- Job
Reproduce the records word for word, from their first line through the line that contains "heading-process: 过程 — [145, 406, 178, 425]".

:::

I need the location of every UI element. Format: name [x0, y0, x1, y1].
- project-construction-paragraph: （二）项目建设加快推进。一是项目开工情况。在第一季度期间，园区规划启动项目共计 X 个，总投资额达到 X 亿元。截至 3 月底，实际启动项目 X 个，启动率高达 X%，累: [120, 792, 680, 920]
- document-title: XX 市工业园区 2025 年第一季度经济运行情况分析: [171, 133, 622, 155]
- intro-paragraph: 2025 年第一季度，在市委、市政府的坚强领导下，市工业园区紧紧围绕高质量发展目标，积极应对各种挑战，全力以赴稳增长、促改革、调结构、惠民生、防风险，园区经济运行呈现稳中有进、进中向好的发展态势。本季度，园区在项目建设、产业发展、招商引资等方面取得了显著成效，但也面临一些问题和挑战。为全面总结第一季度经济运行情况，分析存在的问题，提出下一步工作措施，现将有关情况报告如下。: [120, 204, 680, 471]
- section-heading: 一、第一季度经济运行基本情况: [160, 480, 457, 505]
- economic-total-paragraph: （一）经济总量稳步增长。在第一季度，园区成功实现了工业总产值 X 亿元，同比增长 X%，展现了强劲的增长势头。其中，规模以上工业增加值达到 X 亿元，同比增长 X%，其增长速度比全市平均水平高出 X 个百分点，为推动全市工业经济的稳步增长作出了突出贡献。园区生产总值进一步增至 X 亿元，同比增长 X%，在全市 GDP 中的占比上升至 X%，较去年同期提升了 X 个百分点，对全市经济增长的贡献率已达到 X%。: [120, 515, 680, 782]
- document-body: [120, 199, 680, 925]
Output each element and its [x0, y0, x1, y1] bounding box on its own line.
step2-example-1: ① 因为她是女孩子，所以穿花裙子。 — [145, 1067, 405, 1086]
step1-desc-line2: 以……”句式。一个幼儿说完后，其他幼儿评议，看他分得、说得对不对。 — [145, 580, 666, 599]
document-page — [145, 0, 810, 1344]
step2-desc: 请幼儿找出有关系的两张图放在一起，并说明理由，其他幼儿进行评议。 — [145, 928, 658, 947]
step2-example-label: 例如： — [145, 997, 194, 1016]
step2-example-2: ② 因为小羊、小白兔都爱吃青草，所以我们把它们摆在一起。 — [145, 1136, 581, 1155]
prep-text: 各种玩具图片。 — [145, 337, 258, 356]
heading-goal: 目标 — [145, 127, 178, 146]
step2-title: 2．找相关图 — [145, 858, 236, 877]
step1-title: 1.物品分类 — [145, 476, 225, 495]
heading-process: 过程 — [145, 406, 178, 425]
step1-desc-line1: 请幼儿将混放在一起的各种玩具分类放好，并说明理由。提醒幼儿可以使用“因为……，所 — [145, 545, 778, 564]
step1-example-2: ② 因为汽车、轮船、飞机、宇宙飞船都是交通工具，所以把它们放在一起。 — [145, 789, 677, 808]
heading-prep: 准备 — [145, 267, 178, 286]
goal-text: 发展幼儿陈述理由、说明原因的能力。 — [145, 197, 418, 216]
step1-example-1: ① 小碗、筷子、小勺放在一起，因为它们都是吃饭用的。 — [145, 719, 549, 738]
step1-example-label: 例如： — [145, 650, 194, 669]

:::

- Solved problem
I need the location of every UI element. Format: name [x0, y0, x1, y1].
- project-construction-paragraph: （二）项目建设加快推进。一是项目开工情况。在第一季度期间，园区规划启动项目共计 X 个，总投资额达到 X 亿元。截至 3 月底，实际启动项目 X 个，启动率高达 X%，累: [120, 792, 680, 920]
- document-title: XX 市工业园区 2025 年第一季度经济运行情况分析: [171, 133, 622, 155]
- intro-paragraph: 2025 年第一季度，在市委、市政府的坚强领导下，市工业园区紧紧围绕高质量发展目标，积极应对各种挑战，全力以赴稳增长、促改革、调结构、惠民生、防风险，园区经济运行呈现稳中有进、进中向好的发展态势。本季度，园区在项目建设、产业发展、招商引资等方面取得了显著成效，但也面临一些问题和挑战。为全面总结第一季度经济运行情况，分析存在的问题，提出下一步工作措施，现将有关情况报告如下。: [120, 204, 680, 471]
- section-heading: 一、第一季度经济运行基本情况: [160, 480, 457, 505]
- economic-total-paragraph: （一）经济总量稳步增长。在第一季度，园区成功实现了工业总产值 X 亿元，同比增长 X%，展现了强劲的增长势头。其中，规模以上工业增加值达到 X 亿元，同比增长 X%，其增长速度比全市平均水平高出 X 个百分点，为推动全市工业经济的稳步增长作出了突出贡献。园区生产总值进一步增至 X 亿元，同比增长 X%，在全市 GDP 中的占比上升至 X%，较去年同期提升了 X 个百分点，对全市经济增长的贡献率已达到 X%。: [120, 515, 680, 782]
- document-body: [120, 199, 680, 925]
Output each element and its [x0, y0, x1, y1] bounding box on its own line.
step2-example-1: ① 因为她是女孩子，所以穿花裙子。 — [145, 1067, 405, 1086]
step1-desc-line2: 以……”句式。一个幼儿说完后，其他幼儿评议，看他分得、说得对不对。 — [145, 580, 666, 599]
document-page — [145, 0, 810, 1344]
step2-desc: 请幼儿找出有关系的两张图放在一起，并说明理由，其他幼儿进行评议。 — [145, 928, 658, 947]
step2-example-label: 例如： — [145, 997, 194, 1016]
step2-example-2: ② 因为小羊、小白兔都爱吃青草，所以我们把它们摆在一起。 — [145, 1136, 581, 1155]
prep-text: 各种玩具图片。 — [145, 337, 258, 356]
heading-goal: 目标 — [145, 127, 178, 146]
step2-title: 2．找相关图 — [145, 858, 236, 877]
step1-title: 1.物品分类 — [145, 476, 225, 495]
heading-process: 过程 — [145, 406, 178, 425]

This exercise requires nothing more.